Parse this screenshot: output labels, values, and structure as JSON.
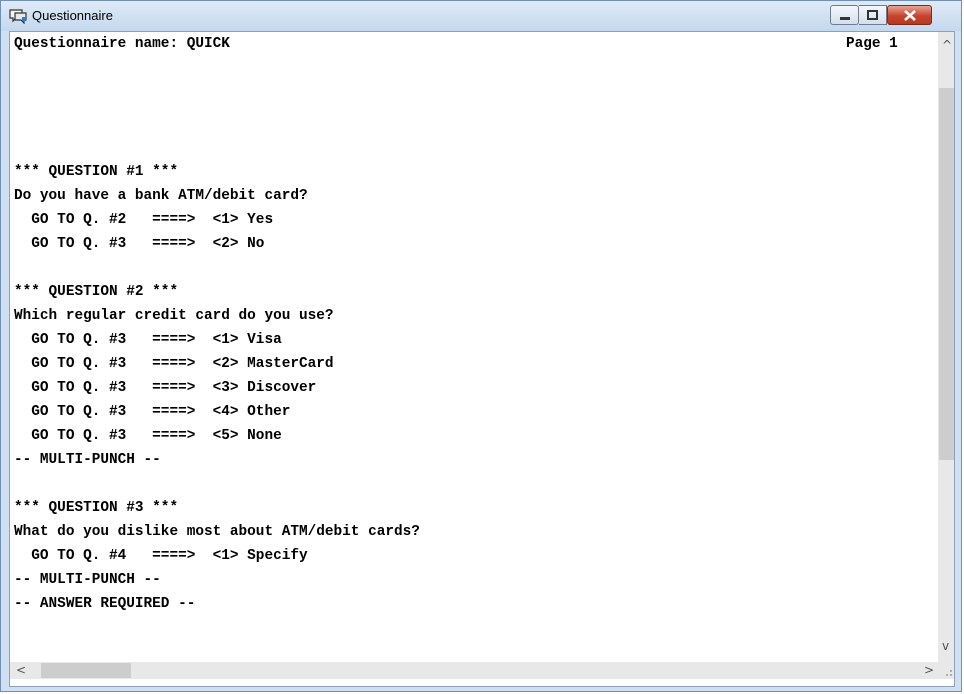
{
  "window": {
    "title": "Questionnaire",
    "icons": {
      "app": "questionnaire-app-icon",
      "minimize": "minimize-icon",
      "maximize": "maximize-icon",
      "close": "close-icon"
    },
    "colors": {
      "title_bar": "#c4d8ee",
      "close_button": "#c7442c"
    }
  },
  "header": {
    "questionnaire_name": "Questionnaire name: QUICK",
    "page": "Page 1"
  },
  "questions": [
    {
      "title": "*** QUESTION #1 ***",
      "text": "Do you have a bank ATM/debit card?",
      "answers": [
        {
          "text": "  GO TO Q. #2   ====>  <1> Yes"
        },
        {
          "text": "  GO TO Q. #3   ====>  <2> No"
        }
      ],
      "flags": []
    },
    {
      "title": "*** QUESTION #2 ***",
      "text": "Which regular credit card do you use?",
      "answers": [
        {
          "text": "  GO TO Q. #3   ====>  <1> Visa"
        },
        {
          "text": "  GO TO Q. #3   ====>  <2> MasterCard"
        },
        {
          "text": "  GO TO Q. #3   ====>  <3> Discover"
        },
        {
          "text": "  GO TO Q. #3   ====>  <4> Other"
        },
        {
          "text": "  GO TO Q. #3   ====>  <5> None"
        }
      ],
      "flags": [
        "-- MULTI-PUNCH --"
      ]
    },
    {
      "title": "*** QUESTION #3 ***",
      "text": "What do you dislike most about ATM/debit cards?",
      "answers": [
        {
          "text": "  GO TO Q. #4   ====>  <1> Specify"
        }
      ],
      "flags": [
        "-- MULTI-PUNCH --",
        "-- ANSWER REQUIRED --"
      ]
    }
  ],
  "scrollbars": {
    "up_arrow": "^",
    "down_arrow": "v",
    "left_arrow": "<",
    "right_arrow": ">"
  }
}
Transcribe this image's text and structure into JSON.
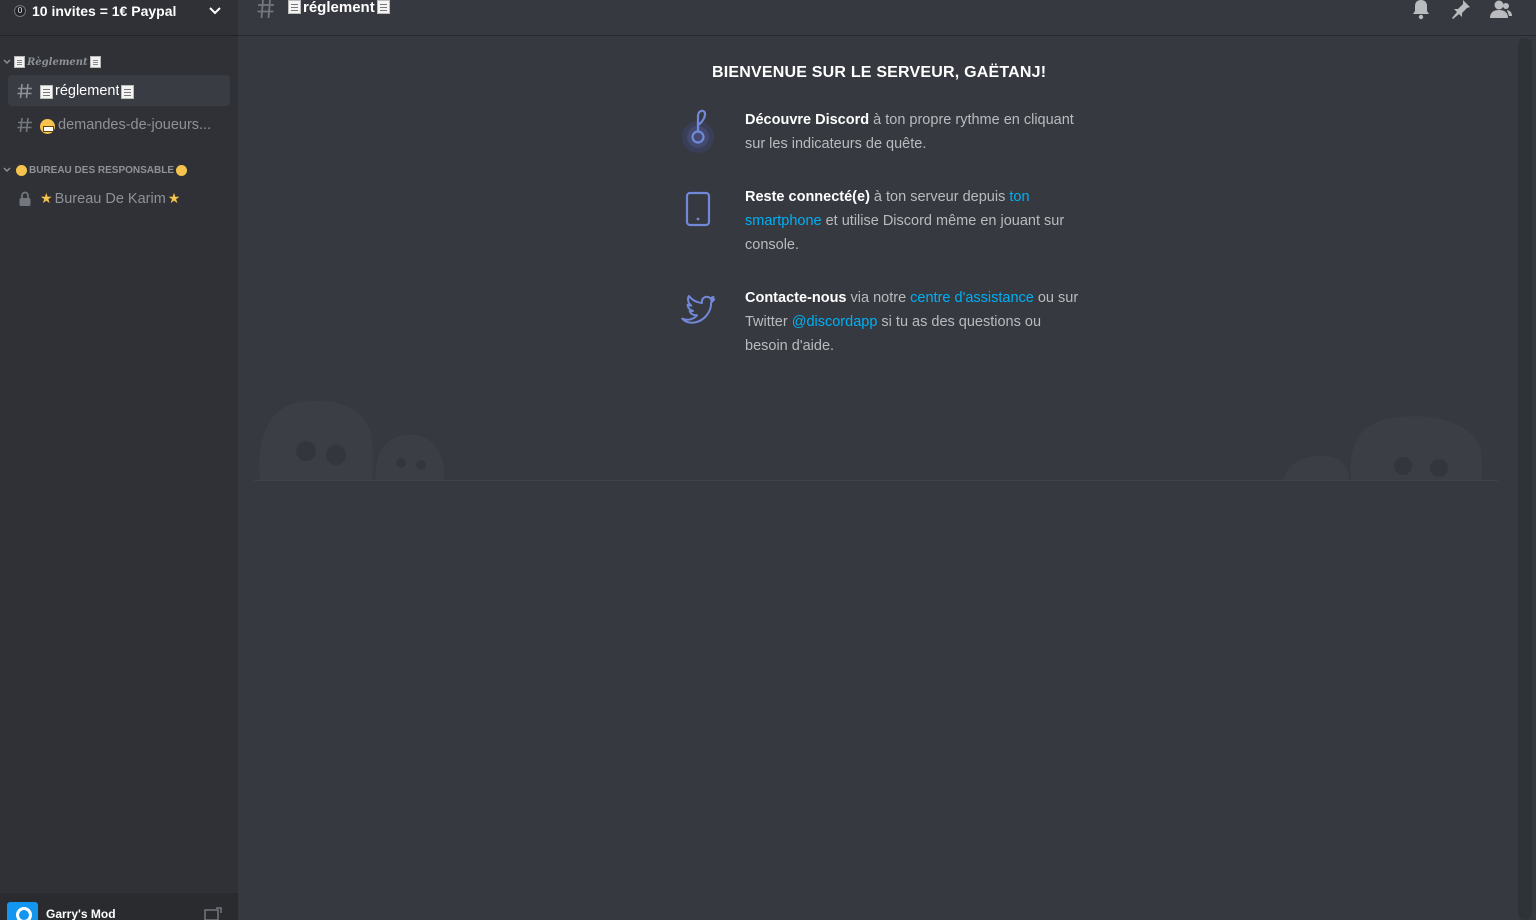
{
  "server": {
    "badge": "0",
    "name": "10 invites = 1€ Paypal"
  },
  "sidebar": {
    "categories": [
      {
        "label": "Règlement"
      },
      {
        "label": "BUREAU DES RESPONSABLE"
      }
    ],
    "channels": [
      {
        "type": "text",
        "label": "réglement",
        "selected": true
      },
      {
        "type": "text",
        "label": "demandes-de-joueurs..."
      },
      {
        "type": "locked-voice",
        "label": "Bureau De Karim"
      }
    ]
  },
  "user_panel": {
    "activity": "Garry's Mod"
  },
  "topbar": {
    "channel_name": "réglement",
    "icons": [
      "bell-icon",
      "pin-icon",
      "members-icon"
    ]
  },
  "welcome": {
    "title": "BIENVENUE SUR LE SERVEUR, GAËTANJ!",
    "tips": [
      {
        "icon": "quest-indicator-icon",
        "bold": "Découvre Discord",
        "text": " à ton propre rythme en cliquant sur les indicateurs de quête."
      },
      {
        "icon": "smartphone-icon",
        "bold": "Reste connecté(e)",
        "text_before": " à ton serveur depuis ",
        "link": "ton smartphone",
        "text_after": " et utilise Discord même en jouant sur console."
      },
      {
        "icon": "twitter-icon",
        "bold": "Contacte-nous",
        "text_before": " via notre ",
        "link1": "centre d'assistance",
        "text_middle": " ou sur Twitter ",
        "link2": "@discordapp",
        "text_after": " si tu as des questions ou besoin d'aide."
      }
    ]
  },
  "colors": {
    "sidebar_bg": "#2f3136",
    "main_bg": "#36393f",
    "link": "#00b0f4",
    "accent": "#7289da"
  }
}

::::

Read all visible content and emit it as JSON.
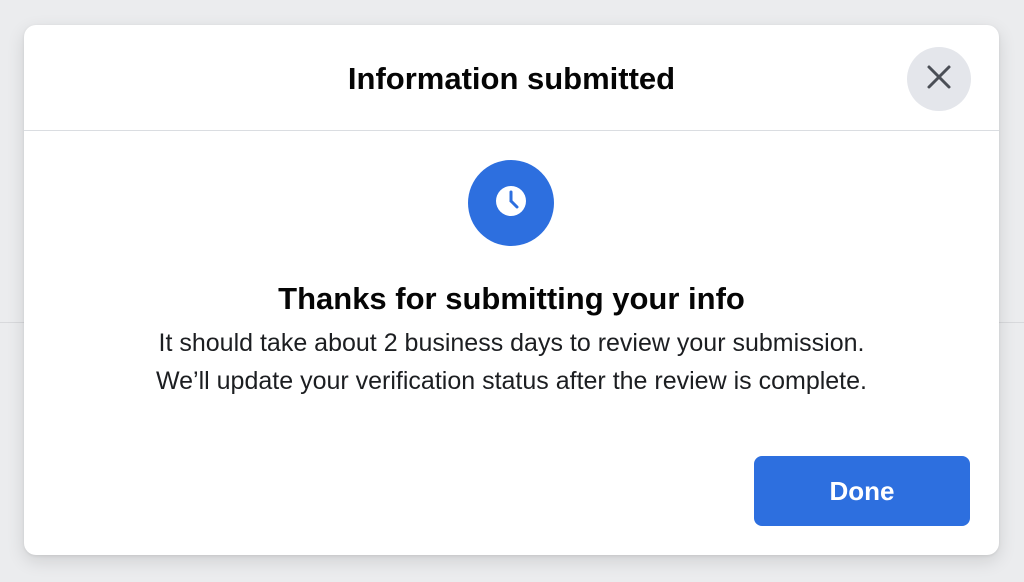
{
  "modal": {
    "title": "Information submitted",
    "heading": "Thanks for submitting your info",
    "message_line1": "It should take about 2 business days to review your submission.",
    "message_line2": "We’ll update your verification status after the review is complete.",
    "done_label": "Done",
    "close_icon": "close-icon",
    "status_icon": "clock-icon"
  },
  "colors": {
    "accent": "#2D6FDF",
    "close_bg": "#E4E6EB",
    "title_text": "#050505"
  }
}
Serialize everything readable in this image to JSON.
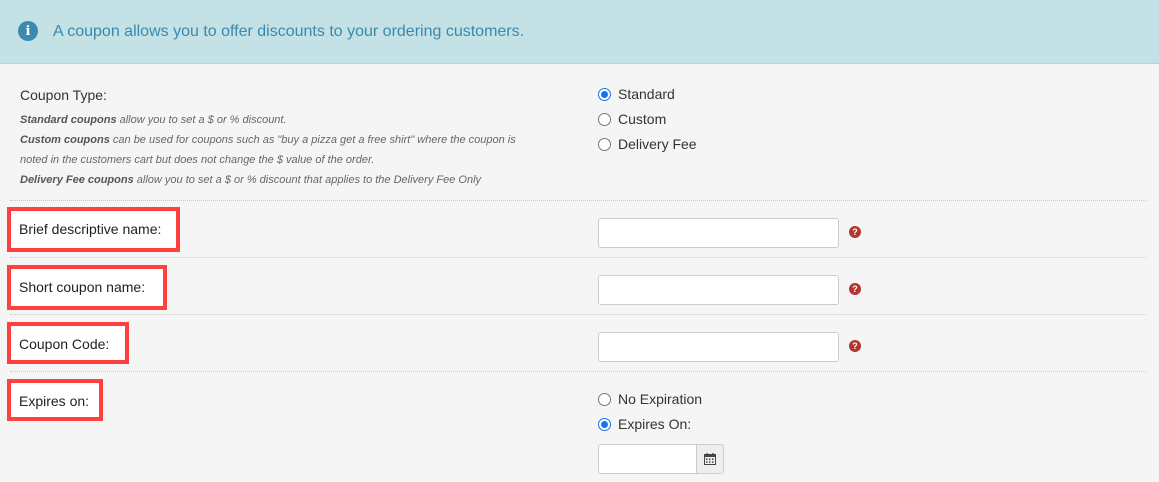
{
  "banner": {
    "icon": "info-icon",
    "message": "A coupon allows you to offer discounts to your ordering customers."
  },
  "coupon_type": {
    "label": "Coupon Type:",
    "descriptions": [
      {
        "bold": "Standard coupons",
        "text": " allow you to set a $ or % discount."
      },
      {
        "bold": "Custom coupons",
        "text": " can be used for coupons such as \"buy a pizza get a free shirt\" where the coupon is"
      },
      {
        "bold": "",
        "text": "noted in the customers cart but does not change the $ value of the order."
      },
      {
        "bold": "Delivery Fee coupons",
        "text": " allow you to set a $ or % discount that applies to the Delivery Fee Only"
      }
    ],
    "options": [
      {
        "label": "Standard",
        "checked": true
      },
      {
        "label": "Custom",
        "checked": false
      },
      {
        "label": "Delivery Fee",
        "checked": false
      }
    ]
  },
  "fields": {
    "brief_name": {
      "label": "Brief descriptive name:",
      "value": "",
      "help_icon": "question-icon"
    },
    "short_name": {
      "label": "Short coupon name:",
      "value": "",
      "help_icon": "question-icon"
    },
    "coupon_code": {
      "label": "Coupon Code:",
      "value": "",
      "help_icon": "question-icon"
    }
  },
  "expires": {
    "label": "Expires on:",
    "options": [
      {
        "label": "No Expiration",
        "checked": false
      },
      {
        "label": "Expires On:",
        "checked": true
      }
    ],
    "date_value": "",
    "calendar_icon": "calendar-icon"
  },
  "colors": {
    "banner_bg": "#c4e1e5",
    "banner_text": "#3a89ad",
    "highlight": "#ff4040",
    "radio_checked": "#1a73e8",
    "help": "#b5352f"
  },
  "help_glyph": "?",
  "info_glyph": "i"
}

::::

**What this task involves**: Check each line above for the string "Standard" and show the ones that have it.

**Solution to this task**:
        "bold": "Standard coupons",
        "label": "Standard",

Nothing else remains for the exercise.